-- Start --

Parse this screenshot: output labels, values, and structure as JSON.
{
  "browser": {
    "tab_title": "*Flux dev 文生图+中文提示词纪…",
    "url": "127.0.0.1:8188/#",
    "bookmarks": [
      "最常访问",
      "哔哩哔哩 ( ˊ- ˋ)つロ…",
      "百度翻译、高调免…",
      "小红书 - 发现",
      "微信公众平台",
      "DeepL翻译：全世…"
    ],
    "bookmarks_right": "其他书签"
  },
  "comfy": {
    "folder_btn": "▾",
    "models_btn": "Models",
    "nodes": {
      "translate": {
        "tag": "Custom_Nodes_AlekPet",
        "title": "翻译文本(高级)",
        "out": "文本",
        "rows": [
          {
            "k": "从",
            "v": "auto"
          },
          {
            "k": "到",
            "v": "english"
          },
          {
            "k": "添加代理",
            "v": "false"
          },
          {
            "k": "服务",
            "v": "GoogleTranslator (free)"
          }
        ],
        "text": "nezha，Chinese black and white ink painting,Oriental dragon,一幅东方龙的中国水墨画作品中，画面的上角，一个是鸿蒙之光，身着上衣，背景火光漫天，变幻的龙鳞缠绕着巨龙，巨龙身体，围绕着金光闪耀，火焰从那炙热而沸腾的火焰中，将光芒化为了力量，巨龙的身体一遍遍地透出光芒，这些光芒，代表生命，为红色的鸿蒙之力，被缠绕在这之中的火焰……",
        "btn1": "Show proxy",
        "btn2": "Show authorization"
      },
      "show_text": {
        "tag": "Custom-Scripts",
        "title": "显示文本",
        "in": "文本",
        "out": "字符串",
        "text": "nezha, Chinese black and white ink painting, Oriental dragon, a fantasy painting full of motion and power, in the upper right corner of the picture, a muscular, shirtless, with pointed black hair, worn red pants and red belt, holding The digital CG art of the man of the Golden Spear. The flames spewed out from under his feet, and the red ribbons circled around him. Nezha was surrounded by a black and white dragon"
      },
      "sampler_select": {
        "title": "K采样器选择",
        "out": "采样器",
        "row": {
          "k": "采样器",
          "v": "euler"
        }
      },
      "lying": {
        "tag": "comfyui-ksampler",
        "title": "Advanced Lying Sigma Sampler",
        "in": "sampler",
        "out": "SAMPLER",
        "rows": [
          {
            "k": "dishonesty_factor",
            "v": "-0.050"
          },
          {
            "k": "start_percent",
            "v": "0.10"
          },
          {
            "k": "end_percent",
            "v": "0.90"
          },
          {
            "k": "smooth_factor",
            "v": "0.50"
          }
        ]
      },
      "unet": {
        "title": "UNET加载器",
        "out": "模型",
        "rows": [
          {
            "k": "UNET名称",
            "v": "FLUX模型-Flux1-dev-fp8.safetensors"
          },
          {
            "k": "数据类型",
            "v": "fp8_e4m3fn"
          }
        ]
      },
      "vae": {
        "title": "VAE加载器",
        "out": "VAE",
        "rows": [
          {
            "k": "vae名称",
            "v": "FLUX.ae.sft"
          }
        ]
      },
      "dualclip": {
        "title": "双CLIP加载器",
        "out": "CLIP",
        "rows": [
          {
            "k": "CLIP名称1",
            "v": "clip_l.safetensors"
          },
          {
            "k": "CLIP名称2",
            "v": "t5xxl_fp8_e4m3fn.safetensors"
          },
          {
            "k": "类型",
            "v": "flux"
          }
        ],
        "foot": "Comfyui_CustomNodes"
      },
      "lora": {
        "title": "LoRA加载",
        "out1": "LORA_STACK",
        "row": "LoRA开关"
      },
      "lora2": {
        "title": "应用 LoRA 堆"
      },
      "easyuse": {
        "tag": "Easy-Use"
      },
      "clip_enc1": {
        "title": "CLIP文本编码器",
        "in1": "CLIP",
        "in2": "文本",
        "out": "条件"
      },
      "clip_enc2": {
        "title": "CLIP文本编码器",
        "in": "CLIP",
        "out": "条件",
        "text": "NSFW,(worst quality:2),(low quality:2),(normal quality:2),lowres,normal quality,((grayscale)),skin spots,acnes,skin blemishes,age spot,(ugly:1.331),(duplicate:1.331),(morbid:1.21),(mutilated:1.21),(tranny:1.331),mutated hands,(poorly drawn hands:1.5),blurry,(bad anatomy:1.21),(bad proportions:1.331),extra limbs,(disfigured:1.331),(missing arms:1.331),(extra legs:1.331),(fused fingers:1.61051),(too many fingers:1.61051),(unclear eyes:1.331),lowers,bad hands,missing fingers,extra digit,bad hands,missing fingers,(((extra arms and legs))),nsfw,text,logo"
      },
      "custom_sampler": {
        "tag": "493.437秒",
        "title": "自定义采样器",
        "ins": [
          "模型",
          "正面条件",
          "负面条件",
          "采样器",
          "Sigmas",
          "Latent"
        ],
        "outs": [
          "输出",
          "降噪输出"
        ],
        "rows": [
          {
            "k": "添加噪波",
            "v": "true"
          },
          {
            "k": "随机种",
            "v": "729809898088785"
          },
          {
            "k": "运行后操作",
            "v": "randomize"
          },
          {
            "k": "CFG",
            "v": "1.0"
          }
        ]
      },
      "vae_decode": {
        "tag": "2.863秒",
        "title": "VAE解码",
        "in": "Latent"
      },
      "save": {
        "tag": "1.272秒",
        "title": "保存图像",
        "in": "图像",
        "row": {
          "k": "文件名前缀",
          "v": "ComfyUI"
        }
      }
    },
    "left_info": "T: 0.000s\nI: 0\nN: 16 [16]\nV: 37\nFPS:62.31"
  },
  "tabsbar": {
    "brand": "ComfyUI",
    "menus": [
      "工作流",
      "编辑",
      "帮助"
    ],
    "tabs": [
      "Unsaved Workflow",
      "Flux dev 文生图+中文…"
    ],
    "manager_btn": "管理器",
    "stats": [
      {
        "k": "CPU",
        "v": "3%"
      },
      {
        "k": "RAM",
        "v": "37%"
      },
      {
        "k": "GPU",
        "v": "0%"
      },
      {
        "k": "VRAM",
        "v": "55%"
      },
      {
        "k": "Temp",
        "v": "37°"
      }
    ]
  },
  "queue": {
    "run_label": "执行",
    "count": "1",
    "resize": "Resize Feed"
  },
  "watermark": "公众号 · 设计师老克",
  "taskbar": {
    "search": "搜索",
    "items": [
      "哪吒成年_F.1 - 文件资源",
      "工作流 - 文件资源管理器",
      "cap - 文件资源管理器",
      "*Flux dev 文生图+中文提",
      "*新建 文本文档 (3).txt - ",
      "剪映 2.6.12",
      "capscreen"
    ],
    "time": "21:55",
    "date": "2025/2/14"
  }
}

-- End --

AIM OF THE TASK — Print all of the entries again, exactly as written.

RESULT OF THIS TASK —
Parse this screenshot: output labels, values, and structure as JSON.
{
  "browser": {
    "tab_title": "*Flux dev 文生图+中文提示词纪…",
    "url": "127.0.0.1:8188/#",
    "bookmarks": [
      "最常访问",
      "哔哩哔哩 ( ˊ- ˋ)つロ…",
      "百度翻译、高调免…",
      "小红书 - 发现",
      "微信公众平台",
      "DeepL翻译：全世…"
    ],
    "bookmarks_right": "其他书签"
  },
  "comfy": {
    "folder_btn": "▾",
    "models_btn": "Models",
    "nodes": {
      "translate": {
        "tag": "Custom_Nodes_AlekPet",
        "title": "翻译文本(高级)",
        "out": "文本",
        "rows": [
          {
            "k": "从",
            "v": "auto"
          },
          {
            "k": "到",
            "v": "english"
          },
          {
            "k": "添加代理",
            "v": "false"
          },
          {
            "k": "服务",
            "v": "GoogleTranslator (free)"
          }
        ],
        "text": "nezha，Chinese black and white ink painting,Oriental dragon,一幅东方龙的中国水墨画作品中，画面的上角，一个是鸿蒙之光，身着上衣，背景火光漫天，变幻的龙鳞缠绕着巨龙，巨龙身体，围绕着金光闪耀，火焰从那炙热而沸腾的火焰中，将光芒化为了力量，巨龙的身体一遍遍地透出光芒，这些光芒，代表生命，为红色的鸿蒙之力，被缠绕在这之中的火焰……",
        "btn1": "Show proxy",
        "btn2": "Show authorization"
      },
      "show_text": {
        "tag": "Custom-Scripts",
        "title": "显示文本",
        "in": "文本",
        "out": "字符串",
        "text": "nezha, Chinese black and white ink painting, Oriental dragon, a fantasy painting full of motion and power, in the upper right corner of the picture, a muscular, shirtless, with pointed black hair, worn red pants and red belt, holding The digital CG art of the man of the Golden Spear. The flames spewed out from under his feet, and the red ribbons circled around him. Nezha was surrounded by a black and white dragon"
      },
      "sampler_select": {
        "title": "K采样器选择",
        "out": "采样器",
        "row": {
          "k": "采样器",
          "v": "euler"
        }
      },
      "lying": {
        "tag": "comfyui-ksampler",
        "title": "Advanced Lying Sigma Sampler",
        "in": "sampler",
        "out": "SAMPLER",
        "rows": [
          {
            "k": "dishonesty_factor",
            "v": "-0.050"
          },
          {
            "k": "start_percent",
            "v": "0.10"
          },
          {
            "k": "end_percent",
            "v": "0.90"
          },
          {
            "k": "smooth_factor",
            "v": "0.50"
          }
        ]
      },
      "unet": {
        "title": "UNET加载器",
        "out": "模型",
        "rows": [
          {
            "k": "UNET名称",
            "v": "FLUX模型-Flux1-dev-fp8.safetensors"
          },
          {
            "k": "数据类型",
            "v": "fp8_e4m3fn"
          }
        ]
      },
      "vae": {
        "title": "VAE加载器",
        "out": "VAE",
        "rows": [
          {
            "k": "vae名称",
            "v": "FLUX.ae.sft"
          }
        ]
      },
      "dualclip": {
        "title": "双CLIP加载器",
        "out": "CLIP",
        "rows": [
          {
            "k": "CLIP名称1",
            "v": "clip_l.safetensors"
          },
          {
            "k": "CLIP名称2",
            "v": "t5xxl_fp8_e4m3fn.safetensors"
          },
          {
            "k": "类型",
            "v": "flux"
          }
        ],
        "foot": "Comfyui_CustomNodes"
      },
      "lora": {
        "title": "LoRA加载",
        "out1": "LORA_STACK",
        "row": "LoRA开关"
      },
      "lora2": {
        "title": "应用 LoRA 堆"
      },
      "easyuse": {
        "tag": "Easy-Use"
      },
      "clip_enc1": {
        "title": "CLIP文本编码器",
        "in1": "CLIP",
        "in2": "文本",
        "out": "条件"
      },
      "clip_enc2": {
        "title": "CLIP文本编码器",
        "in": "CLIP",
        "out": "条件",
        "text": "NSFW,(worst quality:2),(low quality:2),(normal quality:2),lowres,normal quality,((grayscale)),skin spots,acnes,skin blemishes,age spot,(ugly:1.331),(duplicate:1.331),(morbid:1.21),(mutilated:1.21),(tranny:1.331),mutated hands,(poorly drawn hands:1.5),blurry,(bad anatomy:1.21),(bad proportions:1.331),extra limbs,(disfigured:1.331),(missing arms:1.331),(extra legs:1.331),(fused fingers:1.61051),(too many fingers:1.61051),(unclear eyes:1.331),lowers,bad hands,missing fingers,extra digit,bad hands,missing fingers,(((extra arms and legs))),nsfw,text,logo"
      },
      "custom_sampler": {
        "tag": "493.437秒",
        "title": "自定义采样器",
        "ins": [
          "模型",
          "正面条件",
          "负面条件",
          "采样器",
          "Sigmas",
          "Latent"
        ],
        "outs": [
          "输出",
          "降噪输出"
        ],
        "rows": [
          {
            "k": "添加噪波",
            "v": "true"
          },
          {
            "k": "随机种",
            "v": "729809898088785"
          },
          {
            "k": "运行后操作",
            "v": "randomize"
          },
          {
            "k": "CFG",
            "v": "1.0"
          }
        ]
      },
      "vae_decode": {
        "tag": "2.863秒",
        "title": "VAE解码",
        "in": "Latent"
      },
      "save": {
        "tag": "1.272秒",
        "title": "保存图像",
        "in": "图像",
        "row": {
          "k": "文件名前缀",
          "v": "ComfyUI"
        }
      }
    },
    "left_info": "T: 0.000s\nI: 0\nN: 16 [16]\nV: 37\nFPS:62.31"
  },
  "tabsbar": {
    "brand": "ComfyUI",
    "menus": [
      "工作流",
      "编辑",
      "帮助"
    ],
    "tabs": [
      "Unsaved Workflow",
      "Flux dev 文生图+中文…"
    ],
    "manager_btn": "管理器",
    "stats": [
      {
        "k": "CPU",
        "v": "3%"
      },
      {
        "k": "RAM",
        "v": "37%"
      },
      {
        "k": "GPU",
        "v": "0%"
      },
      {
        "k": "VRAM",
        "v": "55%"
      },
      {
        "k": "Temp",
        "v": "37°"
      }
    ]
  },
  "queue": {
    "run_label": "执行",
    "count": "1",
    "resize": "Resize Feed"
  },
  "watermark": "公众号 · 设计师老克",
  "taskbar": {
    "search": "搜索",
    "items": [
      "哪吒成年_F.1 - 文件资源",
      "工作流 - 文件资源管理器",
      "cap - 文件资源管理器",
      "*Flux dev 文生图+中文提",
      "*新建 文本文档 (3).txt - ",
      "剪映 2.6.12",
      "capscreen"
    ],
    "time": "21:55",
    "date": "2025/2/14"
  }
}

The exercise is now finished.